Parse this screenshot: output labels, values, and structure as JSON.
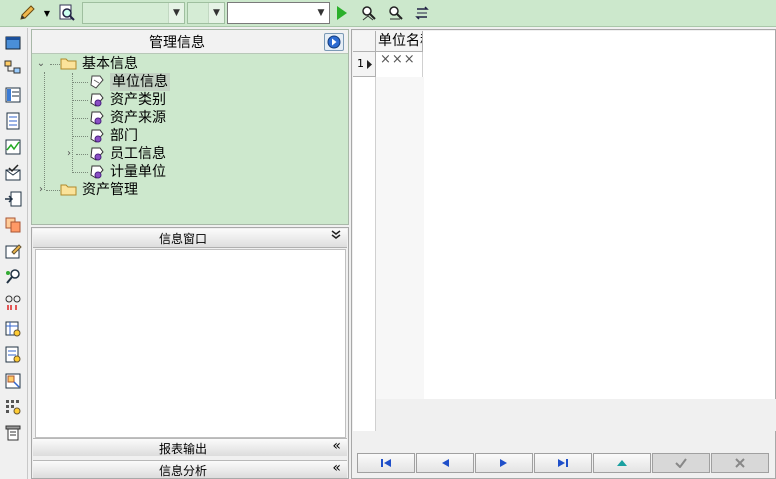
{
  "toolbar": {
    "combo1_value": "",
    "combo2_value": "",
    "combo3_value": ""
  },
  "tree": {
    "title": "管理信息",
    "items": [
      {
        "label": "基本信息"
      },
      {
        "label": "单位信息"
      },
      {
        "label": "资产类别"
      },
      {
        "label": "资产来源"
      },
      {
        "label": "部门"
      },
      {
        "label": "员工信息"
      },
      {
        "label": "计量单位"
      },
      {
        "label": "资产管理"
      }
    ]
  },
  "info_window": {
    "title": "信息窗口",
    "collapse_glyph": "»",
    "bars": [
      {
        "label": "报表输出",
        "glyph": "«"
      },
      {
        "label": "信息分析",
        "glyph": "«"
      }
    ]
  },
  "grid": {
    "column_header": "单位名称",
    "row_number": "1",
    "cell_value": "×××"
  },
  "colors": {
    "toolbar_bg": "#cce8cc",
    "tree_bg": "#cde8cd",
    "play_green": "#2bb02b",
    "nav_blue": "#1f4fc9"
  }
}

---

- What you need to do -
Quote every entry exactly, with the pictures omitted.

- Output of the task -
Parse this screenshot: output labels, values, and structure as JSON.
{
  "toolbar": {
    "combo1_value": "",
    "combo2_value": "",
    "combo3_value": ""
  },
  "tree": {
    "title": "管理信息",
    "items": [
      {
        "label": "基本信息"
      },
      {
        "label": "单位信息"
      },
      {
        "label": "资产类别"
      },
      {
        "label": "资产来源"
      },
      {
        "label": "部门"
      },
      {
        "label": "员工信息"
      },
      {
        "label": "计量单位"
      },
      {
        "label": "资产管理"
      }
    ]
  },
  "info_window": {
    "title": "信息窗口",
    "collapse_glyph": "»",
    "bars": [
      {
        "label": "报表输出",
        "glyph": "«"
      },
      {
        "label": "信息分析",
        "glyph": "«"
      }
    ]
  },
  "grid": {
    "column_header": "单位名称",
    "row_number": "1",
    "cell_value": "×××"
  },
  "colors": {
    "toolbar_bg": "#cce8cc",
    "tree_bg": "#cde8cd",
    "play_green": "#2bb02b",
    "nav_blue": "#1f4fc9"
  }
}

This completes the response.